** begin **

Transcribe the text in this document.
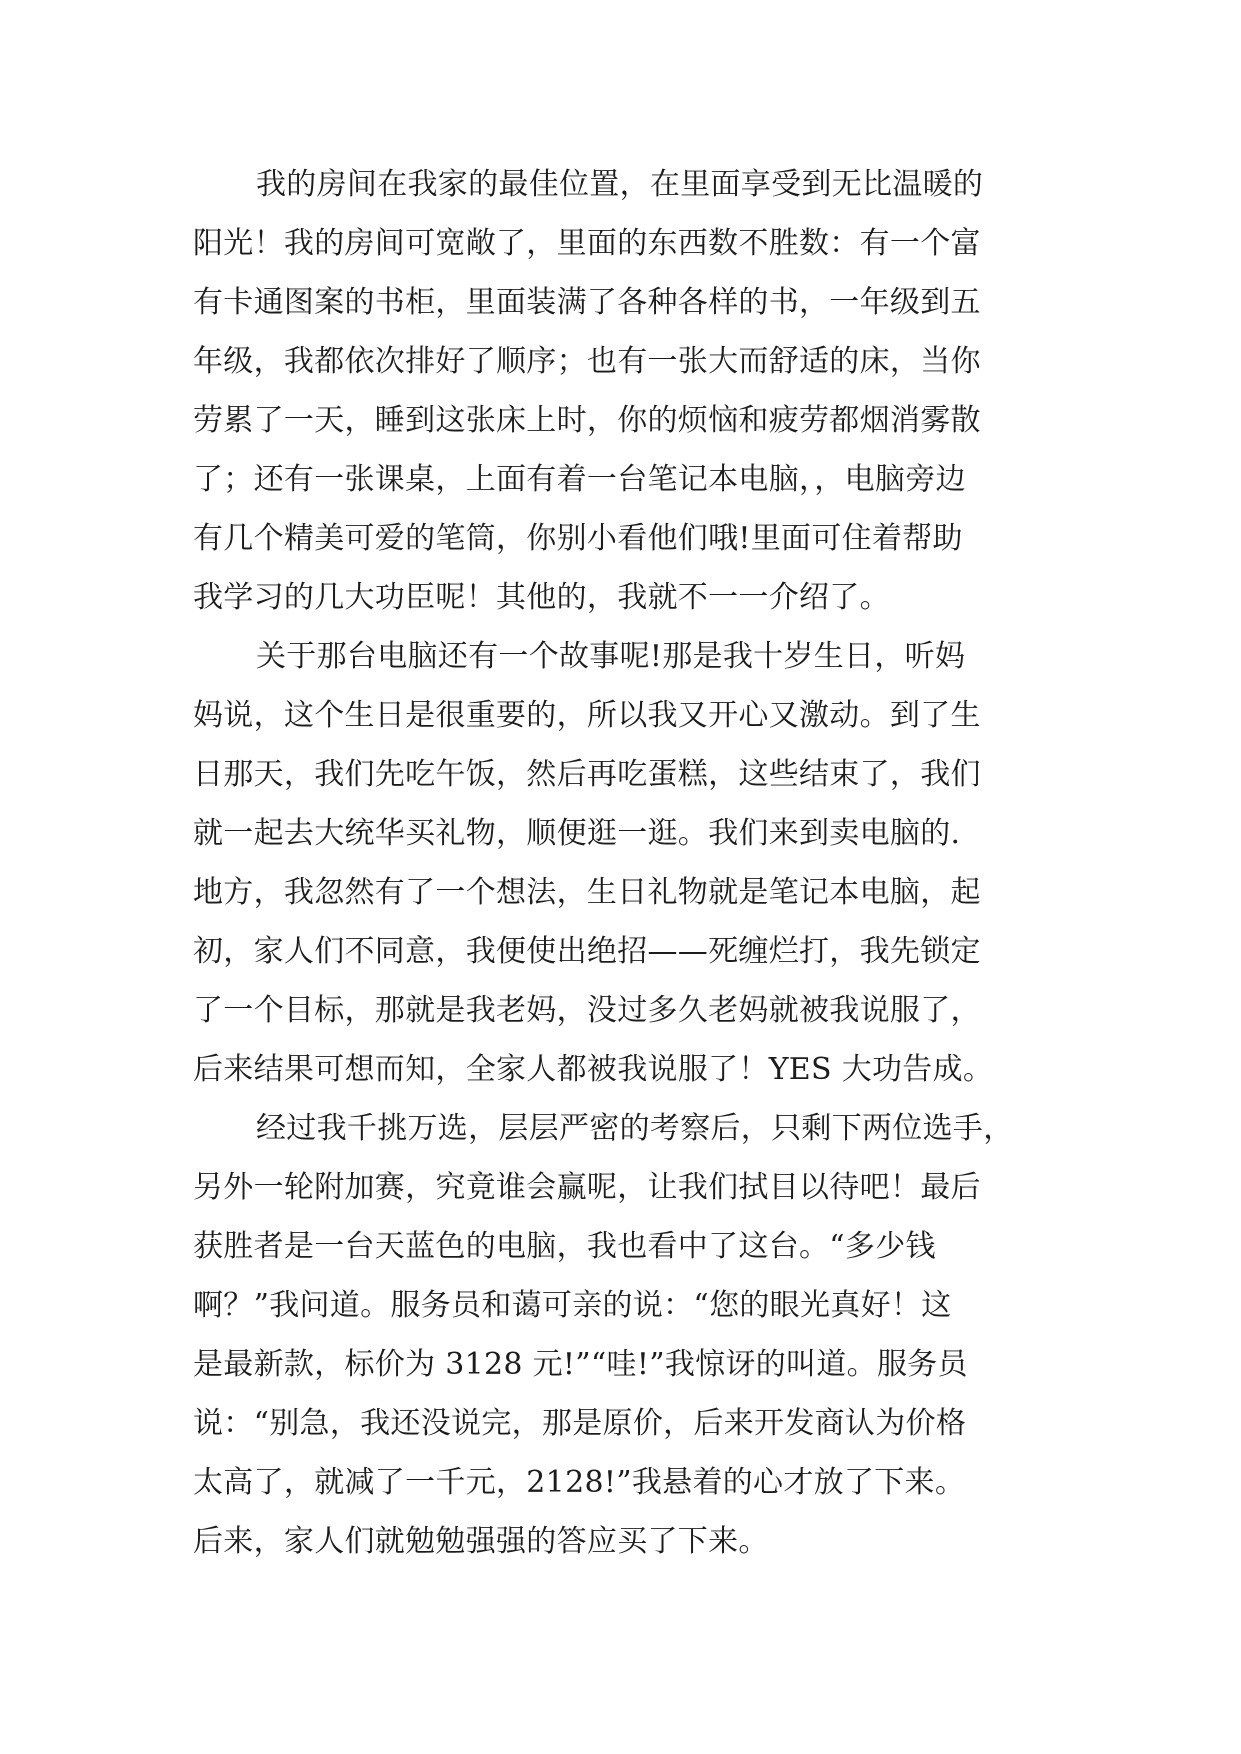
我的房间在我家的最佳位置，在里面享受到无比温暖的
阳光！我的房间可宽敞了，里面的东西数不胜数：有一个富
有卡通图案的书柜，里面装满了各种各样的书，一年级到五
年级，我都依次排好了顺序；也有一张大而舒适的床，当你
劳累了一天，睡到这张床上时，你的烦恼和疲劳都烟消雾散
了；还有一张课桌，上面有着一台笔记本电脑，，电脑旁边
有几个精美可爱的笔筒，你别小看他们哦!里面可住着帮助
我学习的几大功臣呢！其他的，我就不一一介绍了。
关于那台电脑还有一个故事呢!那是我十岁生日，听妈
妈说，这个生日是很重要的，所以我又开心又激动。到了生
日那天，我们先吃午饭，然后再吃蛋糕，这些结束了，我们
就一起去大统华买礼物，顺便逛一逛。我们来到卖电脑的.
地方，我忽然有了一个想法，生日礼物就是笔记本电脑，起
初，家人们不同意，我便使出绝招——死缠烂打，我先锁定
了一个目标，那就是我老妈，没过多久老妈就被我说服了，
后来结果可想而知，全家人都被我说服了！YES 大功告成。
经过我千挑万选，层层严密的考察后，只剩下两位选手，
另外一轮附加赛，究竟谁会赢呢，让我们拭目以待吧！最后
获胜者是一台天蓝色的电脑，我也看中了这台。“多少钱
啊？”我问道。服务员和蔼可亲的说：“您的眼光真好！这
是最新款，标价为 3128 元!”“哇!”我惊讶的叫道。服务员
说：“别急，我还没说完，那是原价，后来开发商认为价格
太高了，就减了一千元，2128!”我悬着的心才放了下来。
后来，家人们就勉勉强强的答应买了下来。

** end **

> WORK REQUIRED: Reproduce each entry precisely, dropping only the pictures.

> RESULT FOR THIS TASK:
Transcribe the text in this document.
我的房间在我家的最佳位置，在里面享受到无比温暖的
阳光！我的房间可宽敞了，里面的东西数不胜数：有一个富
有卡通图案的书柜，里面装满了各种各样的书，一年级到五
年级，我都依次排好了顺序；也有一张大而舒适的床，当你
劳累了一天，睡到这张床上时，你的烦恼和疲劳都烟消雾散
了；还有一张课桌，上面有着一台笔记本电脑，，电脑旁边
有几个精美可爱的笔筒，你别小看他们哦!里面可住着帮助
我学习的几大功臣呢！其他的，我就不一一介绍了。
关于那台电脑还有一个故事呢!那是我十岁生日，听妈
妈说，这个生日是很重要的，所以我又开心又激动。到了生
日那天，我们先吃午饭，然后再吃蛋糕，这些结束了，我们
就一起去大统华买礼物，顺便逛一逛。我们来到卖电脑的.
地方，我忽然有了一个想法，生日礼物就是笔记本电脑，起
初，家人们不同意，我便使出绝招——死缠烂打，我先锁定
了一个目标，那就是我老妈，没过多久老妈就被我说服了，
后来结果可想而知，全家人都被我说服了！YES 大功告成。
经过我千挑万选，层层严密的考察后，只剩下两位选手，
另外一轮附加赛，究竟谁会赢呢，让我们拭目以待吧！最后
获胜者是一台天蓝色的电脑，我也看中了这台。“多少钱
啊？”我问道。服务员和蔼可亲的说：“您的眼光真好！这
是最新款，标价为 3128 元!”“哇!”我惊讶的叫道。服务员
说：“别急，我还没说完，那是原价，后来开发商认为价格
太高了，就减了一千元，2128!”我悬着的心才放了下来。
后来，家人们就勉勉强强的答应买了下来。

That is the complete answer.